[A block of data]
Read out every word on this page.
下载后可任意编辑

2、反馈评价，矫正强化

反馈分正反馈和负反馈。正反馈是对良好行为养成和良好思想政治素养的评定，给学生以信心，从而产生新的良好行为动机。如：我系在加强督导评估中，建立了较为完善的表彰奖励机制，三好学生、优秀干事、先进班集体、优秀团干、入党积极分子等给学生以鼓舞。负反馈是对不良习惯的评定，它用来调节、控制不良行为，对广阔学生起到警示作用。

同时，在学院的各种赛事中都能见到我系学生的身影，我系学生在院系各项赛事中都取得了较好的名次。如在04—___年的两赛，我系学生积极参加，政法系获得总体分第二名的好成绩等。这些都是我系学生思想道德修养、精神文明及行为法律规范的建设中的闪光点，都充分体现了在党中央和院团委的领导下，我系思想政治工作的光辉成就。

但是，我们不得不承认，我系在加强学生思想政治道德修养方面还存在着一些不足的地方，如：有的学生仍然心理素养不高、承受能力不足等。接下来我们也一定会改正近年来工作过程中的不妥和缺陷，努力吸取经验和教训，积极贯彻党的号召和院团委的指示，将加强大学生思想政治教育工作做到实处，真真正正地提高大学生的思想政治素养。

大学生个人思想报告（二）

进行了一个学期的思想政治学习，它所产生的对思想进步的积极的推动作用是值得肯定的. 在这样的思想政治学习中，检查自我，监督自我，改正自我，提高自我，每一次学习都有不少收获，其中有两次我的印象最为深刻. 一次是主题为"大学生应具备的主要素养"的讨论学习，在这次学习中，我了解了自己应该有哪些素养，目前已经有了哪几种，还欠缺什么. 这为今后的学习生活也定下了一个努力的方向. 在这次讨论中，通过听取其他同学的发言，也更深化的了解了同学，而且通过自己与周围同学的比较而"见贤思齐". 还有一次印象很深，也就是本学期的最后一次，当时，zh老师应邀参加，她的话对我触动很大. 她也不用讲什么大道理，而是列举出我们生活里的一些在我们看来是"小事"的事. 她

● **Set problem**: Extract all of the data above without altering anything.

● **Written response**:
Read out every word on this page.
下载后可任意编辑

2、反馈评价，矫正强化

反馈分正反馈和负反馈。正反馈是对良好行为养成和良好思想政治素养的评定，给学生以信心，从而产生新的良好行为动机。如：我系在加强督导评估中，建立了较为完善的表彰奖励机制，三好学生、优秀干事、先进班集体、优秀团干、入党积极分子等给学生以鼓舞。负反馈是对不良习惯的评定，它用来调节、控制不良行为，对广阔学生起到警示作用。

同时，在学院的各种赛事中都能见到我系学生的身影，我系学生在院系各项赛事中都取得了较好的名次。如在04—___年的两赛，我系学生积极参加，政法系获得总体分第二名的好成绩等。这些都是我系学生思想道德修养、精神文明及行为法律规范的建设中的闪光点，都充分体现了在党中央和院团委的领导下，我系思想政治工作的光辉成就。

但是，我们不得不承认，我系在加强学生思想政治道德修养方面还存在着一些不足的地方，如：有的学生仍然心理素养不高、承受能力不足等。接下来我们也一定会改正近年来工作过程中的不妥和缺陷，努力吸取经验和教训，积极贯彻党的号召和院团委的指示，将加强大学生思想政治教育工作做到实处，真真正正地提高大学生的思想政治素养。

大学生个人思想报告（二）

进行了一个学期的思想政治学习，它所产生的对思想进步的积极的推动作用是值得肯定的. 在这样的思想政治学习中，检查自我，监督自我，改正自我，提高自我，每一次学习都有不少收获，其中有两次我的印象最为深刻. 一次是主题为"大学生应具备的主要素养"的讨论学习，在这次学习中，我了解了自己应该有哪些素养，目前已经有了哪几种，还欠缺什么. 这为今后的学习生活也定下了一个努力的方向. 在这次讨论中，通过听取其他同学的发言，也更深化的了解了同学，而且通过自己与周围同学的比较而"见贤思齐". 还有一次印象很深，也就是本学期的最后一次，当时，zh老师应邀参加，她的话对我触动很大. 她也不用讲什么大道理，而是列举出我们生活里的一些在我们看来是"小事"的事. 她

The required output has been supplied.